EXTRACTED MATERIAL:
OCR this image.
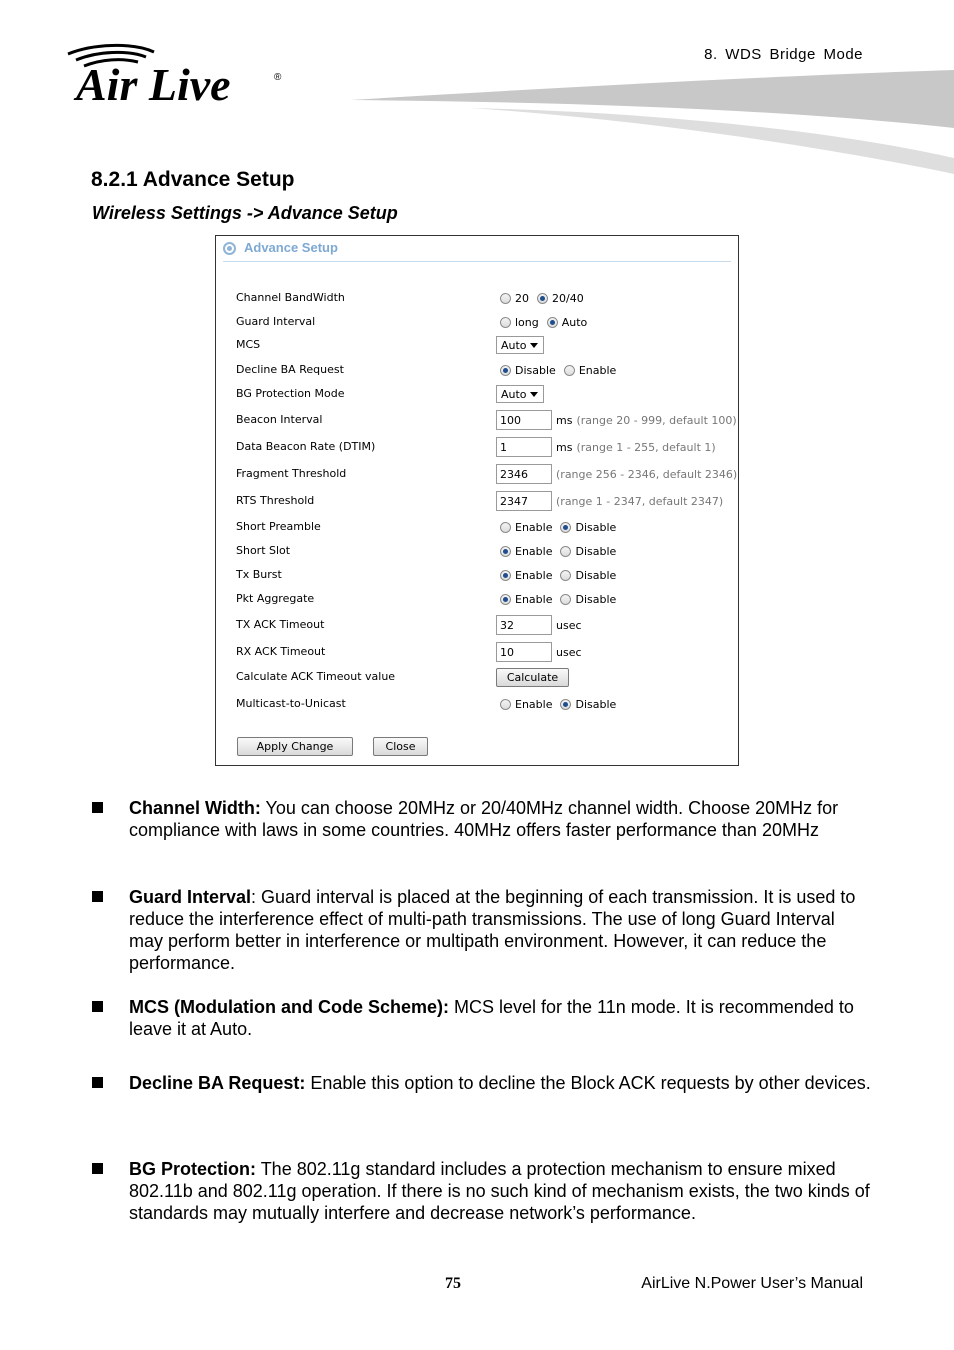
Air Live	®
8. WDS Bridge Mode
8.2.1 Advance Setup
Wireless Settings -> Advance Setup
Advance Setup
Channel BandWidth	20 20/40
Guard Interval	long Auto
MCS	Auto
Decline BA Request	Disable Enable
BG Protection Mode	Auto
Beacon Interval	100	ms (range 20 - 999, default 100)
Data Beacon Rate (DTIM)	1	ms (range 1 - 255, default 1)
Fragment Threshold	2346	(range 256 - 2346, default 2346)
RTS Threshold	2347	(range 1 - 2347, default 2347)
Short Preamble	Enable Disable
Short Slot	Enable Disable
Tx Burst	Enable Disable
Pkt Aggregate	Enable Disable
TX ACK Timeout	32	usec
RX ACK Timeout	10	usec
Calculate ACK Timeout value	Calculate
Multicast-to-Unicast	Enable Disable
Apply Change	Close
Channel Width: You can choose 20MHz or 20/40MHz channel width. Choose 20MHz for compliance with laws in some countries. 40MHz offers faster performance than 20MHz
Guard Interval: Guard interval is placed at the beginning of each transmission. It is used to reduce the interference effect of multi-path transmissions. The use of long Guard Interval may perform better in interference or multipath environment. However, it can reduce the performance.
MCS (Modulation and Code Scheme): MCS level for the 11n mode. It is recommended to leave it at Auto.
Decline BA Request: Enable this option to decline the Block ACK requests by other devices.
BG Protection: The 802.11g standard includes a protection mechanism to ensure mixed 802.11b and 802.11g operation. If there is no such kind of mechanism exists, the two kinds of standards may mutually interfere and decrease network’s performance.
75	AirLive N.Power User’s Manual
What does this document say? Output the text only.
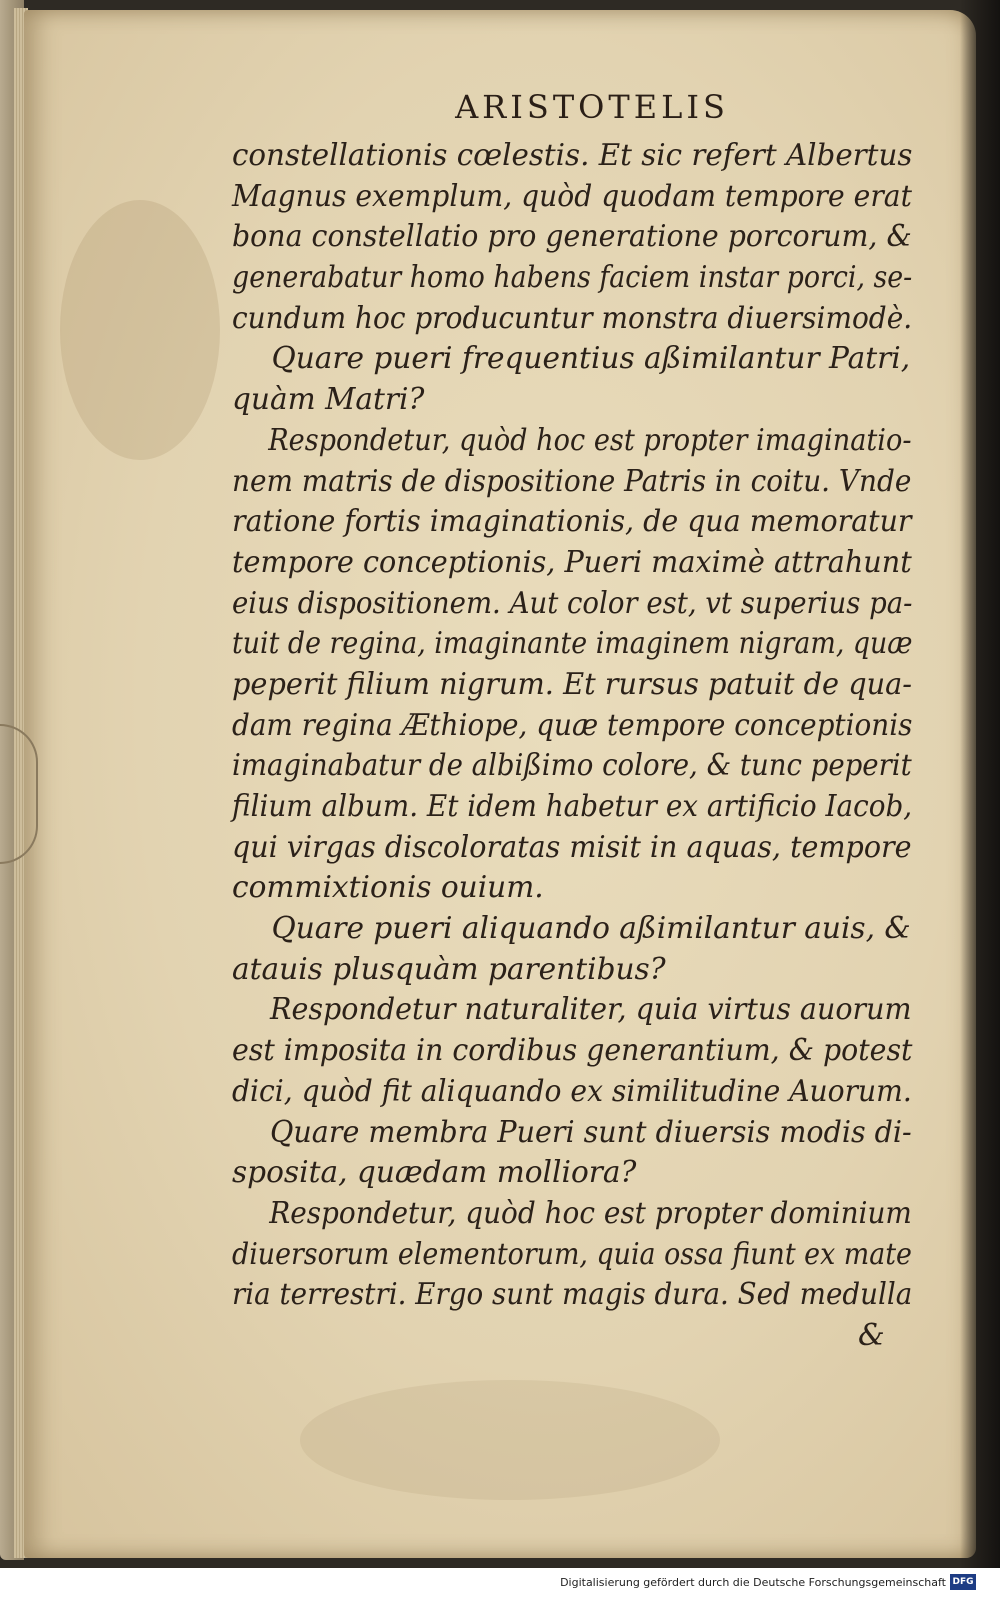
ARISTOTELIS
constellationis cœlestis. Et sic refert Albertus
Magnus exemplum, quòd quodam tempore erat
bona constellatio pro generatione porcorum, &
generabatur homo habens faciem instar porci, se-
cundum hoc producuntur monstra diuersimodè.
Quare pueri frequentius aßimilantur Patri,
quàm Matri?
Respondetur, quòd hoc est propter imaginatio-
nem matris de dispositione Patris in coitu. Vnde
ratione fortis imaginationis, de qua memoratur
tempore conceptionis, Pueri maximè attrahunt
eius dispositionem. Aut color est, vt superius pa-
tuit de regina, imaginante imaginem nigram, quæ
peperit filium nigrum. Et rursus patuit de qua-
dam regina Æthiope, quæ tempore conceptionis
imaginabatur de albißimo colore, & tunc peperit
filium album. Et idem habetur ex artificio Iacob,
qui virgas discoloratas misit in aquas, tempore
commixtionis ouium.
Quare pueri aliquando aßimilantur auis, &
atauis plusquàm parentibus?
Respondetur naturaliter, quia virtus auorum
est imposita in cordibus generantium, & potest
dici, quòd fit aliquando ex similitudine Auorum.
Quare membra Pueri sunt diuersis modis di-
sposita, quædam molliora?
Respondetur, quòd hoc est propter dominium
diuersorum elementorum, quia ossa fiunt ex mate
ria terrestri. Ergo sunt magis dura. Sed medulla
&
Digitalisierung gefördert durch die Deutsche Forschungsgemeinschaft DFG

TASK DESCRIPTION: Each record must be quoted in full and exactly. Do not include the pictures.

SOLUTION BELOW:
OCR this image.
Air Live	®
8. WDS Bridge Mode
8.2.1 Advance Setup
Wireless Settings -> Advance Setup
Advance Setup
Channel BandWidth	20 20/40
Guard Interval	long Auto
MCS	Auto
Decline BA Request	Disable Enable
BG Protection Mode	Auto
Beacon Interval	100	ms (range 20 - 999, default 100)
Data Beacon Rate (DTIM)	1	ms (range 1 - 255, default 1)
Fragment Threshold	2346	(range 256 - 2346, default 2346)
RTS Threshold	2347	(range 1 - 2347, default 2347)
Short Preamble	Enable Disable
Short Slot	Enable Disable
Tx Burst	Enable Disable
Pkt Aggregate	Enable Disable
TX ACK Timeout	32	usec
RX ACK Timeout	10	usec
Calculate ACK Timeout value	Calculate
Multicast-to-Unicast	Enable Disable
Apply Change	Close
Channel Width: You can choose 20MHz or 20/40MHz channel width. Choose 20MHz for compliance with laws in some countries. 40MHz offers faster performance than 20MHz
Guard Interval: Guard interval is placed at the beginning of each transmission. It is used to reduce the interference effect of multi-path transmissions. The use of long Guard Interval may perform better in interference or multipath environment. However, it can reduce the performance.
MCS (Modulation and Code Scheme): MCS level for the 11n mode. It is recommended to leave it at Auto.
Decline BA Request: Enable this option to decline the Block ACK requests by other devices.
BG Protection: The 802.11g standard includes a protection mechanism to ensure mixed 802.11b and 802.11g operation. If there is no such kind of mechanism exists, the two kinds of standards may mutually interfere and decrease network’s performance.
75	AirLive N.Power User’s Manual
What does this document say? Output the text only.
ARISTOTELIS
constellationis cœlestis. Et sic refert Albertus
Magnus exemplum, quòd quodam tempore erat
bona constellatio pro generatione porcorum, &
generabatur homo habens faciem instar porci, se-
cundum hoc producuntur monstra diuersimodè.
Quare pueri frequentius aßimilantur Patri,
quàm Matri?
Respondetur, quòd hoc est propter imaginatio-
nem matris de dispositione Patris in coitu. Vnde
ratione fortis imaginationis, de qua memoratur
tempore conceptionis, Pueri maximè attrahunt
eius dispositionem. Aut color est, vt superius pa-
tuit de regina, imaginante imaginem nigram, quæ
peperit filium nigrum. Et rursus patuit de qua-
dam regina Æthiope, quæ tempore conceptionis
imaginabatur de albißimo colore, & tunc peperit
filium album. Et idem habetur ex artificio Iacob,
qui virgas discoloratas misit in aquas, tempore
commixtionis ouium.
Quare pueri aliquando aßimilantur auis, &
atauis plusquàm parentibus?
Respondetur naturaliter, quia virtus auorum
est imposita in cordibus generantium, & potest
dici, quòd fit aliquando ex similitudine Auorum.
Quare membra Pueri sunt diuersis modis di-
sposita, quædam molliora?
Respondetur, quòd hoc est propter dominium
diuersorum elementorum, quia ossa fiunt ex mate
ria terrestri. Ergo sunt magis dura. Sed medulla
&
Digitalisierung gefördert durch die Deutsche Forschungsgemeinschaft DFG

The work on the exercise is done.